SHORT EXERCISE
Images are not part of the copy; transcribe all the data exactly.

MATERIAL TO PROCESS
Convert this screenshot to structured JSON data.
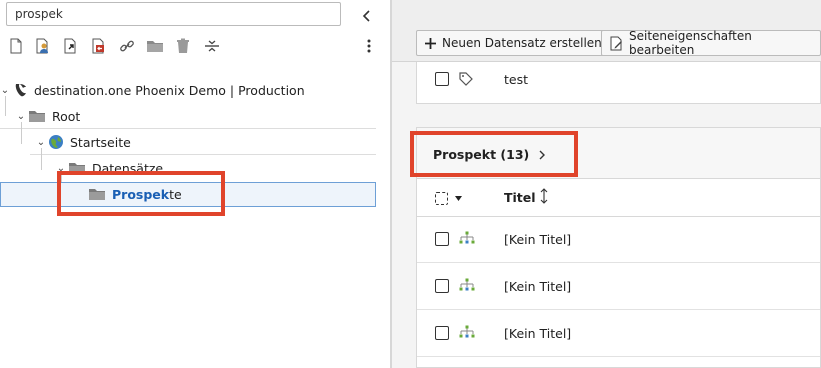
{
  "search": {
    "value": "prospek"
  },
  "tree": {
    "site": "destination.one Phoenix Demo | Production",
    "root": "Root",
    "startseite": "Startseite",
    "datensaetze": "Datensätze",
    "prospekte_match": "Prospek",
    "prospekte_rest": "te"
  },
  "toolbar": {
    "create_record": "Neuen Datensatz erstellen",
    "edit_page": "Seiteneigenschaften bearbeiten"
  },
  "records": {
    "test_label": "test",
    "section_title": "Prospekt (13)",
    "column_title": "Titel",
    "rows": [
      "[Kein Titel]",
      "[Kein Titel]",
      "[Kein Titel]"
    ]
  },
  "colors": {
    "highlight": "#e0442b",
    "accent": "#1a5fb4",
    "selection_bg": "#eef4fb"
  }
}
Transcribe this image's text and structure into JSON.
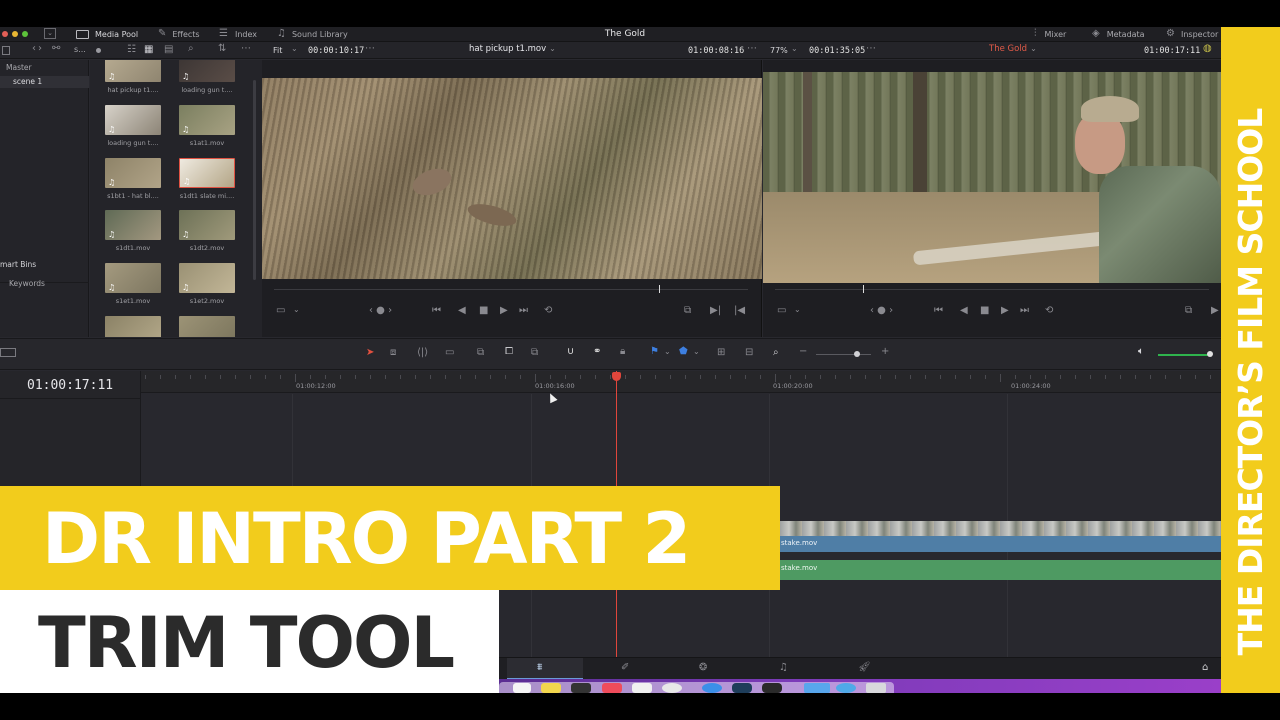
{
  "toolbar": {
    "media_pool": "Media Pool",
    "effects": "Effects",
    "index": "Index",
    "sound_library": "Sound Library",
    "project_title": "The Gold",
    "mixer": "Mixer",
    "metadata": "Metadata",
    "inspector": "Inspector"
  },
  "source_viewer": {
    "zoom": "Fit",
    "timecode_left": "00:00:10:17",
    "clip_name": "hat pickup t1.mov",
    "timecode_right": "01:00:08:16"
  },
  "timeline_viewer": {
    "zoom": "77%",
    "timecode_left": "00:01:35:05",
    "timeline_name": "The Gold",
    "timecode_right": "01:00:17:11"
  },
  "bins": {
    "master": "Master",
    "scene": "scene 1",
    "smart_bins": "mart Bins",
    "keywords": "Keywords",
    "search_short": "s..."
  },
  "clips": [
    {
      "name": "hat pickup t1...."
    },
    {
      "name": "loading gun t...."
    },
    {
      "name": "loading gun t...."
    },
    {
      "name": "s1at1.mov"
    },
    {
      "name": "s1bt1 - hat bl...."
    },
    {
      "name": "s1dt1 slate mi...."
    },
    {
      "name": "s1dt1.mov"
    },
    {
      "name": "s1dt2.mov"
    },
    {
      "name": "s1et1.mov"
    },
    {
      "name": "s1et2.mov"
    }
  ],
  "timeline": {
    "current_timecode": "01:00:17:11",
    "ruler": [
      "01:00:12:00",
      "01:00:16:00",
      "01:00:20:00",
      "01:00:24:00"
    ],
    "video_clip": "stake.mov",
    "audio_clip": "stake.mov",
    "playhead_fraction": 0.4
  },
  "overlay": {
    "title_line1": "DR INTRO PART 2",
    "title_line2": "TRIM TOOL",
    "side_banner": "THE DIRECTOR’S FILM SCHOOL"
  },
  "colors": {
    "accent_yellow": "#f2cc1c",
    "video_clip": "#4f7ea6",
    "audio_clip": "#4e9a62",
    "playhead": "#e0463c",
    "timeline_name": "#e05a48"
  }
}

OUTPUT BELOW
Convert this screenshot to structured JSON data.
{
  "search": {
    "value": "prospek"
  },
  "tree": {
    "site": "destination.one Phoenix Demo | Production",
    "root": "Root",
    "startseite": "Startseite",
    "datensaetze": "Datensätze",
    "prospekte_match": "Prospek",
    "prospekte_rest": "te"
  },
  "toolbar": {
    "create_record": "Neuen Datensatz erstellen",
    "edit_page": "Seiteneigenschaften bearbeiten"
  },
  "records": {
    "test_label": "test",
    "section_title": "Prospekt (13)",
    "column_title": "Titel",
    "rows": [
      "[Kein Titel]",
      "[Kein Titel]",
      "[Kein Titel]"
    ]
  },
  "colors": {
    "highlight": "#e0442b",
    "accent": "#1a5fb4",
    "selection_bg": "#eef4fb"
  }
}
Transcribe this image's text and structure into JSON.
{
  "toolbar": {
    "media_pool": "Media Pool",
    "effects": "Effects",
    "index": "Index",
    "sound_library": "Sound Library",
    "project_title": "The Gold",
    "mixer": "Mixer",
    "metadata": "Metadata",
    "inspector": "Inspector"
  },
  "source_viewer": {
    "zoom": "Fit",
    "timecode_left": "00:00:10:17",
    "clip_name": "hat pickup t1.mov",
    "timecode_right": "01:00:08:16"
  },
  "timeline_viewer": {
    "zoom": "77%",
    "timecode_left": "00:01:35:05",
    "timeline_name": "The Gold",
    "timecode_right": "01:00:17:11"
  },
  "bins": {
    "master": "Master",
    "scene": "scene 1",
    "smart_bins": "mart Bins",
    "keywords": "Keywords",
    "search_short": "s..."
  },
  "clips": [
    {
      "name": "hat pickup t1...."
    },
    {
      "name": "loading gun t...."
    },
    {
      "name": "loading gun t...."
    },
    {
      "name": "s1at1.mov"
    },
    {
      "name": "s1bt1 - hat bl...."
    },
    {
      "name": "s1dt1 slate mi...."
    },
    {
      "name": "s1dt1.mov"
    },
    {
      "name": "s1dt2.mov"
    },
    {
      "name": "s1et1.mov"
    },
    {
      "name": "s1et2.mov"
    }
  ],
  "timeline": {
    "current_timecode": "01:00:17:11",
    "ruler": [
      "01:00:12:00",
      "01:00:16:00",
      "01:00:20:00",
      "01:00:24:00"
    ],
    "video_clip": "stake.mov",
    "audio_clip": "stake.mov",
    "playhead_fraction": 0.4
  },
  "overlay": {
    "title_line1": "DR INTRO PART 2",
    "title_line2": "TRIM TOOL",
    "side_banner": "THE DIRECTOR’S FILM SCHOOL"
  },
  "colors": {
    "accent_yellow": "#f2cc1c",
    "video_clip": "#4f7ea6",
    "audio_clip": "#4e9a62",
    "playhead": "#e0463c",
    "timeline_name": "#e05a48"
  }
}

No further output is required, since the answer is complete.